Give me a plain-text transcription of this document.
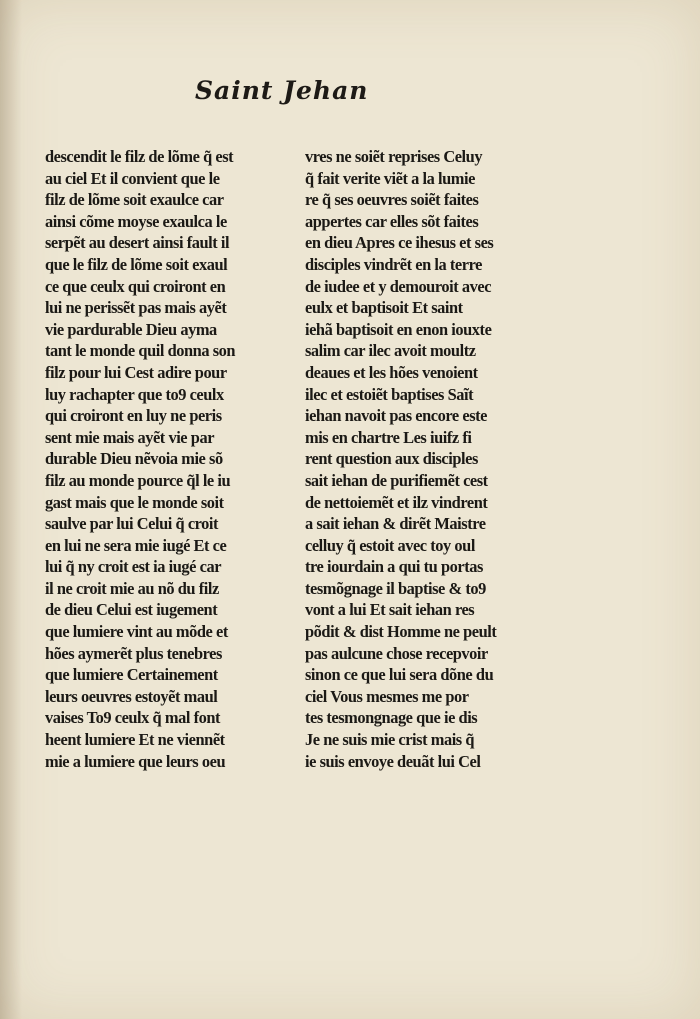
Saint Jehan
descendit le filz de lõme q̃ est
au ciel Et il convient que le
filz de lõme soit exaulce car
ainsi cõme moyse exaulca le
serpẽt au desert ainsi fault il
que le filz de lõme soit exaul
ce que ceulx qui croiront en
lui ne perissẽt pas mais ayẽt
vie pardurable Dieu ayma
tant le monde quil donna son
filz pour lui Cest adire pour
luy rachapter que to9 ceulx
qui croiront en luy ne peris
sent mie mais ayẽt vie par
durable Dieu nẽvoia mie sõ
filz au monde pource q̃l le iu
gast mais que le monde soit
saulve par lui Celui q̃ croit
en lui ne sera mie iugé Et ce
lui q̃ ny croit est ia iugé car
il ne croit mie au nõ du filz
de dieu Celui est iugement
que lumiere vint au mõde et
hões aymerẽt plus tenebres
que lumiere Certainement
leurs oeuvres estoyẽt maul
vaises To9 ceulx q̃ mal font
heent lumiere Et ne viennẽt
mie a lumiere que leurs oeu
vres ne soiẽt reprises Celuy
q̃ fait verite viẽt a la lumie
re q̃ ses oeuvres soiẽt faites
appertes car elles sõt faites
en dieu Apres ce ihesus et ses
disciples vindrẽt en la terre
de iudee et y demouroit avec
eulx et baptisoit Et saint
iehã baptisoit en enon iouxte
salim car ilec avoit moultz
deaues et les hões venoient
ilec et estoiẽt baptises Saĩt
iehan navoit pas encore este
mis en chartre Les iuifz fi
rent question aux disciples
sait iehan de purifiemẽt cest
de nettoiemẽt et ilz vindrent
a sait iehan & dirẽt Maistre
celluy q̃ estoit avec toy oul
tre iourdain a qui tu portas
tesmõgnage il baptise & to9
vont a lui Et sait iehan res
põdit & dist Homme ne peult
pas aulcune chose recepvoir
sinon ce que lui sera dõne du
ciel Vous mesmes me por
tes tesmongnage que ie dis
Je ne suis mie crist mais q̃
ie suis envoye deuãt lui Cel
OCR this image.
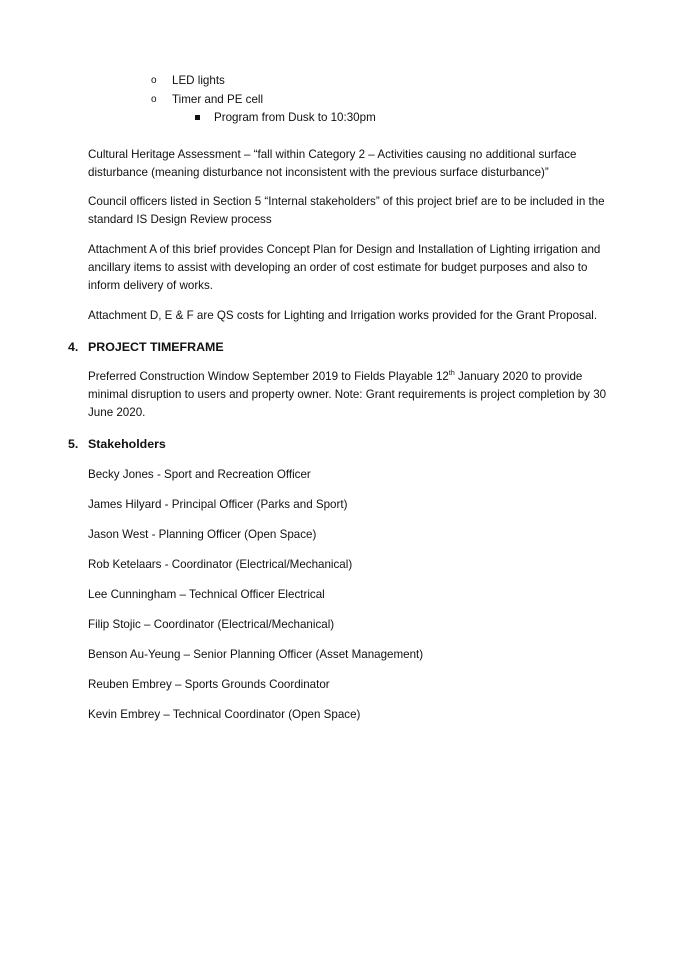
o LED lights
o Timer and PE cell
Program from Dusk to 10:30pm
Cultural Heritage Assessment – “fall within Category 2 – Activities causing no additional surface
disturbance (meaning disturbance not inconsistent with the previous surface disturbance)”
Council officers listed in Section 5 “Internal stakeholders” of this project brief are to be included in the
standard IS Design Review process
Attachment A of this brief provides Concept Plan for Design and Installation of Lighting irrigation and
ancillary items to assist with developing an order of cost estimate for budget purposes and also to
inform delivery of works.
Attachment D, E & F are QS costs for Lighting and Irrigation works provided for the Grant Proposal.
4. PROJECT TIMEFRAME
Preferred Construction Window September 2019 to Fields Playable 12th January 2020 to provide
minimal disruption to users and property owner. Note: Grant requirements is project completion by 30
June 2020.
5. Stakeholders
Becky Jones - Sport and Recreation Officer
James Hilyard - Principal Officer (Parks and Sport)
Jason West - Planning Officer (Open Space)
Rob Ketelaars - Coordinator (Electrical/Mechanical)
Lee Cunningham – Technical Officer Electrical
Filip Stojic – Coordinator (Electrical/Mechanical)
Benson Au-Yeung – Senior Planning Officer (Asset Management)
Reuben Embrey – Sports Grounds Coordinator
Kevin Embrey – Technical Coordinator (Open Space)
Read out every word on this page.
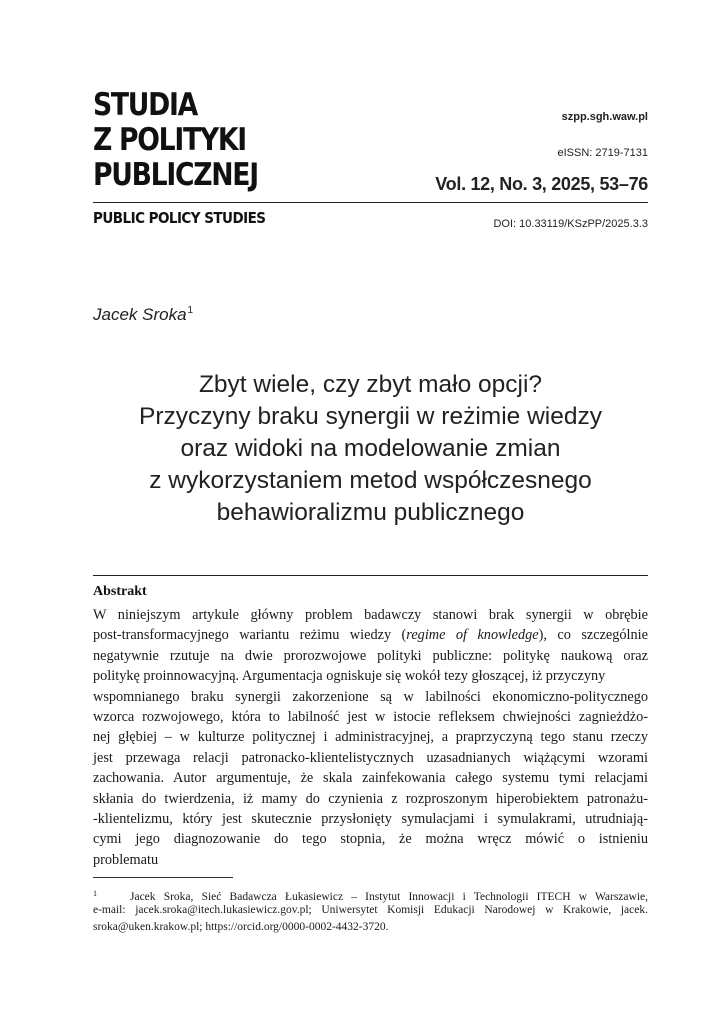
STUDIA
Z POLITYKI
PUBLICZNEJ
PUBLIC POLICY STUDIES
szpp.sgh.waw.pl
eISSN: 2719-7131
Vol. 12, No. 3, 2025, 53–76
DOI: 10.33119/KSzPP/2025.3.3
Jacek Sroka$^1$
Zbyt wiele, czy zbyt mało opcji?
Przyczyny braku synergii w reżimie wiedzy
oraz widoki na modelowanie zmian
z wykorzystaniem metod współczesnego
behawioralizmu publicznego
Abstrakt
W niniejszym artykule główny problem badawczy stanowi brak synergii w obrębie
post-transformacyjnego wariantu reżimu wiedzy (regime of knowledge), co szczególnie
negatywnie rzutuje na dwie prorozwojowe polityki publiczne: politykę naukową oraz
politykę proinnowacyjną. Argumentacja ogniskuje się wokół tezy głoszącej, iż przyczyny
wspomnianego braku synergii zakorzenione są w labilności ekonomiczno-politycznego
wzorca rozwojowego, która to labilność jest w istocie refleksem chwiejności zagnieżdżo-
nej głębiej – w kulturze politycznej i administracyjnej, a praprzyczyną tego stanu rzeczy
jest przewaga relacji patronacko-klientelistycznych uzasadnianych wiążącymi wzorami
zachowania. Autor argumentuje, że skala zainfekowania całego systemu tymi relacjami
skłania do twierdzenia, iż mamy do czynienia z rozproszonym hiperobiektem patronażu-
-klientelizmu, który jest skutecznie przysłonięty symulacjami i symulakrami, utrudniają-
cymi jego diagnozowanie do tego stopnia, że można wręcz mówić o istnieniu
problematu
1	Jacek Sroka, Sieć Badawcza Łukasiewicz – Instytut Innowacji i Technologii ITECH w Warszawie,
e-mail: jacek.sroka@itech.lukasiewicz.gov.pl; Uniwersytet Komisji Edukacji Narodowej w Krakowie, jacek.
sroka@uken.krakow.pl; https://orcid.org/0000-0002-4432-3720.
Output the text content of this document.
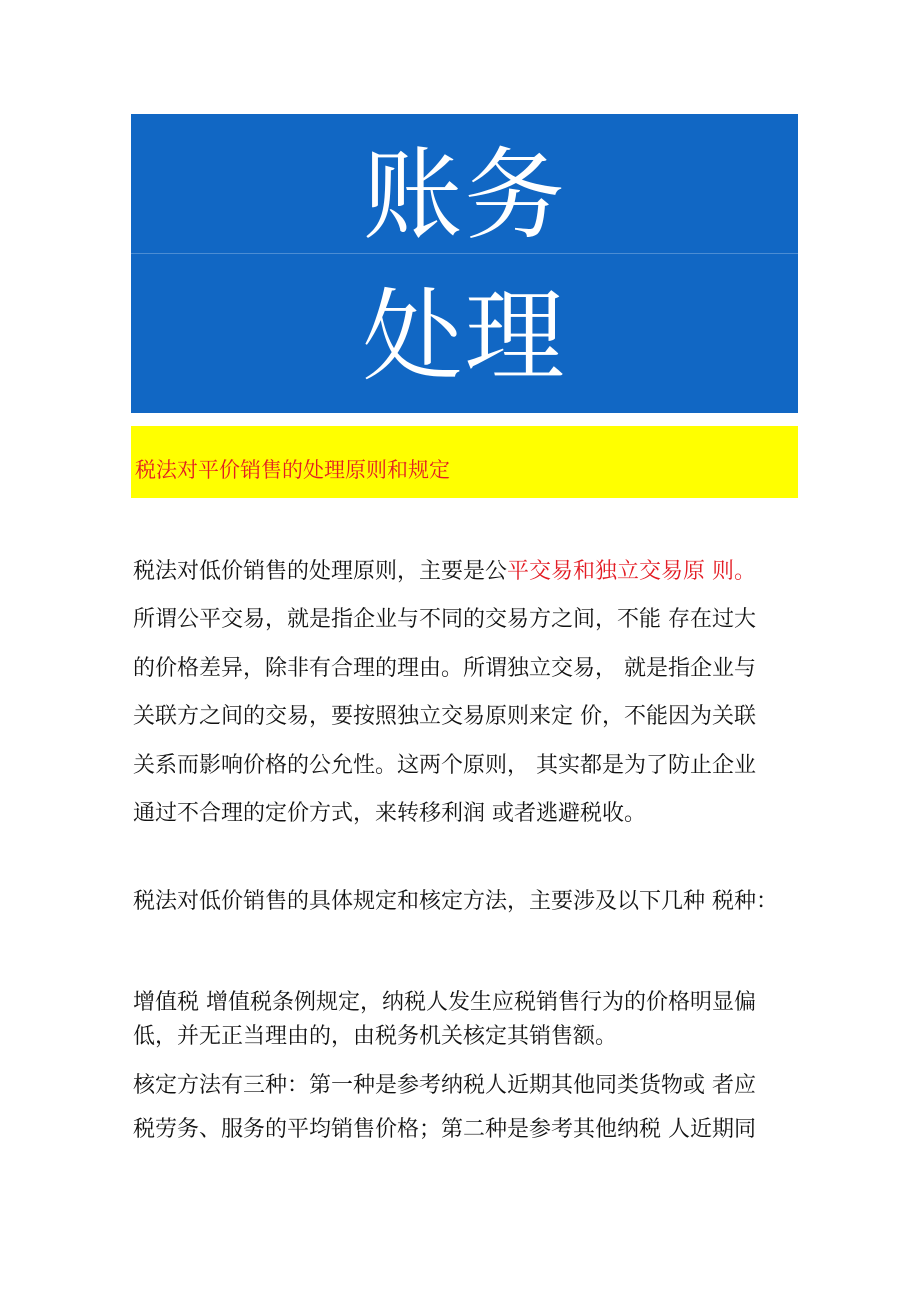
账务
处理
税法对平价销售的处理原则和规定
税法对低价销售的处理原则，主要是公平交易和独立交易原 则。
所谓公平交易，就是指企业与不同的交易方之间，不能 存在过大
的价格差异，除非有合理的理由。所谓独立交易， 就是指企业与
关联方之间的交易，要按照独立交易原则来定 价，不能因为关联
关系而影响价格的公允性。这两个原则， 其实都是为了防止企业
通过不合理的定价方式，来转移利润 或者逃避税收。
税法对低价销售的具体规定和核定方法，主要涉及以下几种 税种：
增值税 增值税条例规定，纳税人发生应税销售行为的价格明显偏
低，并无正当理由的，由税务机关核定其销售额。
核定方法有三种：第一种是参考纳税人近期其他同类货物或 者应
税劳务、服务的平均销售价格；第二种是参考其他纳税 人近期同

##############################

→ **Exercise aim**: Look through the data above. Each line containing the word "lõme" needs to be copied.

→ **Correct response**:
descendit le filz de lõme q̃ est
filz de lõme soit exaulce car
que le filz de lõme soit exaul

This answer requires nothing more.